* Direction *
Single out the lines of the material that contain "city" and copy them.

(Extracted data entries)
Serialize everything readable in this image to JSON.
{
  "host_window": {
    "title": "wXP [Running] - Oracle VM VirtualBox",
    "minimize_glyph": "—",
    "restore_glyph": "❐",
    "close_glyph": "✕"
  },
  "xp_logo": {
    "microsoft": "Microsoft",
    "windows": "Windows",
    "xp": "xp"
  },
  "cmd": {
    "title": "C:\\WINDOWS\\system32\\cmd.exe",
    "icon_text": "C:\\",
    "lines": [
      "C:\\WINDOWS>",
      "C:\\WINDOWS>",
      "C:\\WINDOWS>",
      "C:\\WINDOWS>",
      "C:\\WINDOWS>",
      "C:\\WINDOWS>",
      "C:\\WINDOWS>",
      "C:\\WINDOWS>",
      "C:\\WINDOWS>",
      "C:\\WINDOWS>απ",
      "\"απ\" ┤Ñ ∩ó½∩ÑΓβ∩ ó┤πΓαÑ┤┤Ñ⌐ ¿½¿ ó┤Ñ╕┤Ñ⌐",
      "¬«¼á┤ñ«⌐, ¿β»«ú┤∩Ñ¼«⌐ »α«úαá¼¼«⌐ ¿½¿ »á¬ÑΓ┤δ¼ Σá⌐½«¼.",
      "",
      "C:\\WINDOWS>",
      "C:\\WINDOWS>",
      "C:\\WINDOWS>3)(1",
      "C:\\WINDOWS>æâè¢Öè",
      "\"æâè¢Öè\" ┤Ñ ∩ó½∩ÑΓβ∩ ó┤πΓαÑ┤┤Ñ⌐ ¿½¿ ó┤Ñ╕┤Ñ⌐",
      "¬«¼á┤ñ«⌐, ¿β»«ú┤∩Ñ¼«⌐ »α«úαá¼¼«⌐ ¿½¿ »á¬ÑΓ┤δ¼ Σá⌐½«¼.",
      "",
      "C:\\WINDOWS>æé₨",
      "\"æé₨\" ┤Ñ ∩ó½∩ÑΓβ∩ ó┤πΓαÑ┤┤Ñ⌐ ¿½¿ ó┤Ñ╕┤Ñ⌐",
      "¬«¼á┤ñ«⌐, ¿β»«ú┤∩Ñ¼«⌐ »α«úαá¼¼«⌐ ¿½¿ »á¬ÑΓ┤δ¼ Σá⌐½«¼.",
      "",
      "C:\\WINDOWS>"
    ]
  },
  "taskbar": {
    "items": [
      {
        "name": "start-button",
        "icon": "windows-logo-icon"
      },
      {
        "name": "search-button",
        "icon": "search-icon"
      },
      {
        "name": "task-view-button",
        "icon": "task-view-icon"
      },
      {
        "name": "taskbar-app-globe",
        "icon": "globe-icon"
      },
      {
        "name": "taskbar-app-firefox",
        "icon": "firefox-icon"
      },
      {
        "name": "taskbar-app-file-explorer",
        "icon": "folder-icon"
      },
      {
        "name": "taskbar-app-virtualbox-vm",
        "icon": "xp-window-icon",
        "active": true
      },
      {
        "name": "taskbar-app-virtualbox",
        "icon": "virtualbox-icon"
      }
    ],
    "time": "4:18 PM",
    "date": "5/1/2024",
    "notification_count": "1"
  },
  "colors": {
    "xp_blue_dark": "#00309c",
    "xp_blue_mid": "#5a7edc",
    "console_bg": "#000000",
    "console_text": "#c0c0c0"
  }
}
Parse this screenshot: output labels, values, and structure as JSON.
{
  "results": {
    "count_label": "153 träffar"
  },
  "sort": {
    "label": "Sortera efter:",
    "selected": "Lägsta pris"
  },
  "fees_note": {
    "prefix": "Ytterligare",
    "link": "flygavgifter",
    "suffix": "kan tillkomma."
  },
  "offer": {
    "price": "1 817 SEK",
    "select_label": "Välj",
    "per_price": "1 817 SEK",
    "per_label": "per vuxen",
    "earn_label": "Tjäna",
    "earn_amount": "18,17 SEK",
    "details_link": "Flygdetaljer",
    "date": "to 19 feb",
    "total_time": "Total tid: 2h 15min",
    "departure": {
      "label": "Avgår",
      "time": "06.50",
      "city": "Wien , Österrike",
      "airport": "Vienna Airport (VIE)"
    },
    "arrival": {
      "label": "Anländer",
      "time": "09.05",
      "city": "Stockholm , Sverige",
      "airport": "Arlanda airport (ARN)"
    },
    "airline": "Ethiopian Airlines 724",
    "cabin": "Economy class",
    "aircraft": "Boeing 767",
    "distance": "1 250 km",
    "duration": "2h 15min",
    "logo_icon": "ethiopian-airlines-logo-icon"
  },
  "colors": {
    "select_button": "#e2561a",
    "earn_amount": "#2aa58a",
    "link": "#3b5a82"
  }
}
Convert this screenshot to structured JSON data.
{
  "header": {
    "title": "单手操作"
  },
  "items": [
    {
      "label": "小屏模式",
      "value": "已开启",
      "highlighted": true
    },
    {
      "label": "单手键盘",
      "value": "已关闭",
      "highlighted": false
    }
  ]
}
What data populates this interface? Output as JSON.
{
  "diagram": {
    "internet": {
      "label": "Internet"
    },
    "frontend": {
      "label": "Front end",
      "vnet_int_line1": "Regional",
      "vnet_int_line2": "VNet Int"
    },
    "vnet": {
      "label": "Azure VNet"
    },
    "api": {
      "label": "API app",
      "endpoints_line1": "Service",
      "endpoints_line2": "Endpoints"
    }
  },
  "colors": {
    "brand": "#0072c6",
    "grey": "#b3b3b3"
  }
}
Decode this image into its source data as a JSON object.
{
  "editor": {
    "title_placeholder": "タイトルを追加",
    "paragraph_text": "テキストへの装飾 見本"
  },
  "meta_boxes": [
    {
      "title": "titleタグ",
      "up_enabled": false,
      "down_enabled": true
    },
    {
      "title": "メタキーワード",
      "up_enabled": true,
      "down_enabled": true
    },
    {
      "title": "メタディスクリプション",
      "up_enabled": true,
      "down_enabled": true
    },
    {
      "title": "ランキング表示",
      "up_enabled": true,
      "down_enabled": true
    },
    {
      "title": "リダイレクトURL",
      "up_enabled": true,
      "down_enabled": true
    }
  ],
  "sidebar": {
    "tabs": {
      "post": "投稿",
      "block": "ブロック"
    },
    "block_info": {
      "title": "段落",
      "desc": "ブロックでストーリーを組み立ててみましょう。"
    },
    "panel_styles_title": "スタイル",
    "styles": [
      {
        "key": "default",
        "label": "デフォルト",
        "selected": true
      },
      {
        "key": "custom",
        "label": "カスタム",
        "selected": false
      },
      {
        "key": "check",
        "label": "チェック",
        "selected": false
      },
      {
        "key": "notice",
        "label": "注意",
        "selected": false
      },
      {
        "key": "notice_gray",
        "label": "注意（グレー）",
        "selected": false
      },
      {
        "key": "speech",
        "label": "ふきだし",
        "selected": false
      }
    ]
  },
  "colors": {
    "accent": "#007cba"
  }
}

* Solution *
      "city": "Wien , Österrike",
      "city": "Stockholm , Sverige",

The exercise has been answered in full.